*INFORMATION GIVEN:*
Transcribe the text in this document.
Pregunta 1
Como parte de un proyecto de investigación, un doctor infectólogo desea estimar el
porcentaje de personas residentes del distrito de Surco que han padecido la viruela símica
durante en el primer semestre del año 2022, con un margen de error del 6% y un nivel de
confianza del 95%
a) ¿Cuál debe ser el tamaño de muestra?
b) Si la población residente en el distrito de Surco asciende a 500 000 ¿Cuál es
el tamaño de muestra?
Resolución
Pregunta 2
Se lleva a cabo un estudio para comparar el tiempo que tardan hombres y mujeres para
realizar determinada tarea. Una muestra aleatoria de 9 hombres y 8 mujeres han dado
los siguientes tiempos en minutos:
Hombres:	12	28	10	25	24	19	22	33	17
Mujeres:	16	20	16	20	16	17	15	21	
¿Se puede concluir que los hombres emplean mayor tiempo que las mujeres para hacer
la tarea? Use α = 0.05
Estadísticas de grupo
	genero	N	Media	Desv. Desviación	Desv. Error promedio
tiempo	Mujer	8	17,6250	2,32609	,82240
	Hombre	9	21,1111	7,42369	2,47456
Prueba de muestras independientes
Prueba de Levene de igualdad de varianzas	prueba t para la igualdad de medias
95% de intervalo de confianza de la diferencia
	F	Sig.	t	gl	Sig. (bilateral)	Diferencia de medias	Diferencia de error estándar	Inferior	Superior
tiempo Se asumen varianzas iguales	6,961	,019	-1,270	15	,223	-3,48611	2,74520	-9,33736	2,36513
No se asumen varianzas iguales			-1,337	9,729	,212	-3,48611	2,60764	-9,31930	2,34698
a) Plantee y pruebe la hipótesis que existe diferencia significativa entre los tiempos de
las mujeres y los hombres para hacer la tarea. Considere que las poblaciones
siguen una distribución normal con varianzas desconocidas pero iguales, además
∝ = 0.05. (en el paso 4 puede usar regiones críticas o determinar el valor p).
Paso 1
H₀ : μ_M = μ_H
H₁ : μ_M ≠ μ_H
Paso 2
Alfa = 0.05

*PROBLEM STATEMENT:* Send back each record exactly as it stands.

*PROBLEM SOLUTION:*
Transcribe the text in this document.
Pregunta 1
Como parte de un proyecto de investigación, un doctor infectólogo desea estimar el
porcentaje de personas residentes del distrito de Surco que han padecido la viruela símica
durante en el primer semestre del año 2022, con un margen de error del 6% y un nivel de
confianza del 95%
a) ¿Cuál debe ser el tamaño de muestra?
b) Si la población residente en el distrito de Surco asciende a 500 000 ¿Cuál es
el tamaño de muestra?
Resolución
Pregunta 2
Se lleva a cabo un estudio para comparar el tiempo que tardan hombres y mujeres para
realizar determinada tarea. Una muestra aleatoria de 9 hombres y 8 mujeres han dado
los siguientes tiempos en minutos:
Hombres:	12	28	10	25	24	19	22	33	17
Mujeres:	16	20	16	20	16	17	15	21	
¿Se puede concluir que los hombres emplean mayor tiempo que las mujeres para hacer
la tarea? Use α = 0.05
Estadísticas de grupo
	genero	N	Media	Desv. Desviación	Desv. Error promedio
tiempo	Mujer	8	17,6250	2,32609	,82240
	Hombre	9	21,1111	7,42369	2,47456
Prueba de muestras independientes
Prueba de Levene de igualdad de varianzas	prueba t para la igualdad de medias
95% de intervalo de confianza de la diferencia
	F	Sig.	t	gl	Sig. (bilateral)	Diferencia de medias	Diferencia de error estándar	Inferior	Superior
tiempo Se asumen varianzas iguales	6,961	,019	-1,270	15	,223	-3,48611	2,74520	-9,33736	2,36513
No se asumen varianzas iguales			-1,337	9,729	,212	-3,48611	2,60764	-9,31930	2,34698
a) Plantee y pruebe la hipótesis que existe diferencia significativa entre los tiempos de
las mujeres y los hombres para hacer la tarea. Considere que las poblaciones
siguen una distribución normal con varianzas desconocidas pero iguales, además
∝ = 0.05. (en el paso 4 puede usar regiones críticas o determinar el valor p).
Paso 1
H₀ : μ_M = μ_H
H₁ : μ_M ≠ μ_H
Paso 2
Alfa = 0.05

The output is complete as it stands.